- **WORK INSTRUCTIONS**
Using the entries that follow, count the lines containing the word "circle" and give that number by itself.

- **Data records**
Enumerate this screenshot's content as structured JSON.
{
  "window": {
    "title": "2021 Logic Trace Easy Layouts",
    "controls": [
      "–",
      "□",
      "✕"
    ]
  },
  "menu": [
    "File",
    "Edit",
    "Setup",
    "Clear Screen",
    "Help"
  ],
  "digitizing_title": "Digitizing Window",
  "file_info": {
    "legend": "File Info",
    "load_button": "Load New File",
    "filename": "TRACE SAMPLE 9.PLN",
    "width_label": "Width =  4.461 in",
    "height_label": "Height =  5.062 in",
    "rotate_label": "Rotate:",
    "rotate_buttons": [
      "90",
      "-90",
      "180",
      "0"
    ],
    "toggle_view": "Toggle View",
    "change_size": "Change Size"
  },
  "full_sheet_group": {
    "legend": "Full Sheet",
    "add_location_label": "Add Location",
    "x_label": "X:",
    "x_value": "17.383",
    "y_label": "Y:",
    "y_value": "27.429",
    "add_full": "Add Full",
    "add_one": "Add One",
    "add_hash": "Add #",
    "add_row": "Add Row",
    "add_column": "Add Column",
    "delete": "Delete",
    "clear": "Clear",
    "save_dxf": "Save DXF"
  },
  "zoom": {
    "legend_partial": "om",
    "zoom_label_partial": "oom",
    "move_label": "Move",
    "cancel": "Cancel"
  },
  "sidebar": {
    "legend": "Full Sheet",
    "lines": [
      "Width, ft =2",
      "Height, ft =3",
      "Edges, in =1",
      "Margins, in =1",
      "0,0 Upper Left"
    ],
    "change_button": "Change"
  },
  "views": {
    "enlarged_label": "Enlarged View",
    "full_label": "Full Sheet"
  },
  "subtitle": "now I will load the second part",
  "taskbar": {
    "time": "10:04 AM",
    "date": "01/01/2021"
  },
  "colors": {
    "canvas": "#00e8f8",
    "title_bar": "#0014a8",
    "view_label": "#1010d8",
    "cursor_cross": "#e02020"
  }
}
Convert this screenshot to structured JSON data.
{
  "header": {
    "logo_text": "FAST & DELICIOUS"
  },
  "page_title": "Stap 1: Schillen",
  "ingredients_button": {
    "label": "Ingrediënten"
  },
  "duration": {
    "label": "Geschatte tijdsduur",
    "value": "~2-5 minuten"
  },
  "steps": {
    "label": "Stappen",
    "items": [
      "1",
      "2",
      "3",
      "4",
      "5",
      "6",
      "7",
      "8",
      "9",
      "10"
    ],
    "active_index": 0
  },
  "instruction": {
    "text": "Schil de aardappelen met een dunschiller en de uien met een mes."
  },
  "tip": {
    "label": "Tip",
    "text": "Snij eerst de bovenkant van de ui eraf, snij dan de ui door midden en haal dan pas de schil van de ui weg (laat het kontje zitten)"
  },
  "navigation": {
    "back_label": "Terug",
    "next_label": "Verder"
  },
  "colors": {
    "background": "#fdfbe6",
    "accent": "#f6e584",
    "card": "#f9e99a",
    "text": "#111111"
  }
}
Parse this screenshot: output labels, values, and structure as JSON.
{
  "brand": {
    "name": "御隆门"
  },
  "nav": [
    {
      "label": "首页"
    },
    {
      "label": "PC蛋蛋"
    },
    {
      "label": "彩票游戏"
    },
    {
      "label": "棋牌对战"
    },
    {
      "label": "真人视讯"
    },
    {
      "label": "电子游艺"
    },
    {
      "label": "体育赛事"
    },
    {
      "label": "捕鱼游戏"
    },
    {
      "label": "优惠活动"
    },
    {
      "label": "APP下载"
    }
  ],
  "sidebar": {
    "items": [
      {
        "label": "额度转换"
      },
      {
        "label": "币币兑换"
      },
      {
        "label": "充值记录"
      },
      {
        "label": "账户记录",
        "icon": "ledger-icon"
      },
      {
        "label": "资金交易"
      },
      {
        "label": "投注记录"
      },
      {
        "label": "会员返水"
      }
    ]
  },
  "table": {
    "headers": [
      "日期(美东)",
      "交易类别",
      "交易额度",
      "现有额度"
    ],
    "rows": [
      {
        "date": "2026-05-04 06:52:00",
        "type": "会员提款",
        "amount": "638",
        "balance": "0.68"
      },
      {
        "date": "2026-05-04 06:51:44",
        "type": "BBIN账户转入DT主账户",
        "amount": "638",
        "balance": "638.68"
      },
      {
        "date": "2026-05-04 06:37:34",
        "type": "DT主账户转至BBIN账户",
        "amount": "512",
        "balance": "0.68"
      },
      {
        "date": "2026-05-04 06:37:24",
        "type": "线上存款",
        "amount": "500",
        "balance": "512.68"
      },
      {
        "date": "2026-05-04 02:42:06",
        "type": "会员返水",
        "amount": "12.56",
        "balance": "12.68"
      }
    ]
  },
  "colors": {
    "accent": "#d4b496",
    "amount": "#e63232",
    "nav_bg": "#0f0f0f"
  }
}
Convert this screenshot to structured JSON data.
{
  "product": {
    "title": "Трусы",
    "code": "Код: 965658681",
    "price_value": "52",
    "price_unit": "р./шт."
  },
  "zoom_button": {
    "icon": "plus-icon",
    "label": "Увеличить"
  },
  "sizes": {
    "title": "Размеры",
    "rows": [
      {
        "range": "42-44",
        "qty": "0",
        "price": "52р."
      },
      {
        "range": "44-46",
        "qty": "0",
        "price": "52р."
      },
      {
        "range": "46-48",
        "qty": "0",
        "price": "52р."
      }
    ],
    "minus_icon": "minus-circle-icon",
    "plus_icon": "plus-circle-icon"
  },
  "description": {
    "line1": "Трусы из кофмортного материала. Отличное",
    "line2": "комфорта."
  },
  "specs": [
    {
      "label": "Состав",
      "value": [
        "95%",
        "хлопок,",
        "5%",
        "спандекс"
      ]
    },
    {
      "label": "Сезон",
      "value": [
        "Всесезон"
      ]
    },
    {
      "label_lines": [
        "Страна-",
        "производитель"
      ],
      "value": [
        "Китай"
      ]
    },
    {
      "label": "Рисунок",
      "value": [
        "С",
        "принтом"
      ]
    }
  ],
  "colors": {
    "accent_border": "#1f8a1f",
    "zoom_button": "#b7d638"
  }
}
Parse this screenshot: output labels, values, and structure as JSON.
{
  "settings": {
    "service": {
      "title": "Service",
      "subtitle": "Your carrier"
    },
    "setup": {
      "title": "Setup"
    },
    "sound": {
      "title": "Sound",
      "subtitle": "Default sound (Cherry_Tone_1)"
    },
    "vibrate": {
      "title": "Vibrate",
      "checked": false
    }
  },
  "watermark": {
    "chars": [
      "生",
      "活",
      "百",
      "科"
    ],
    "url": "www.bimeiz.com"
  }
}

- **RESULT FOR THIS EXERCISE**
2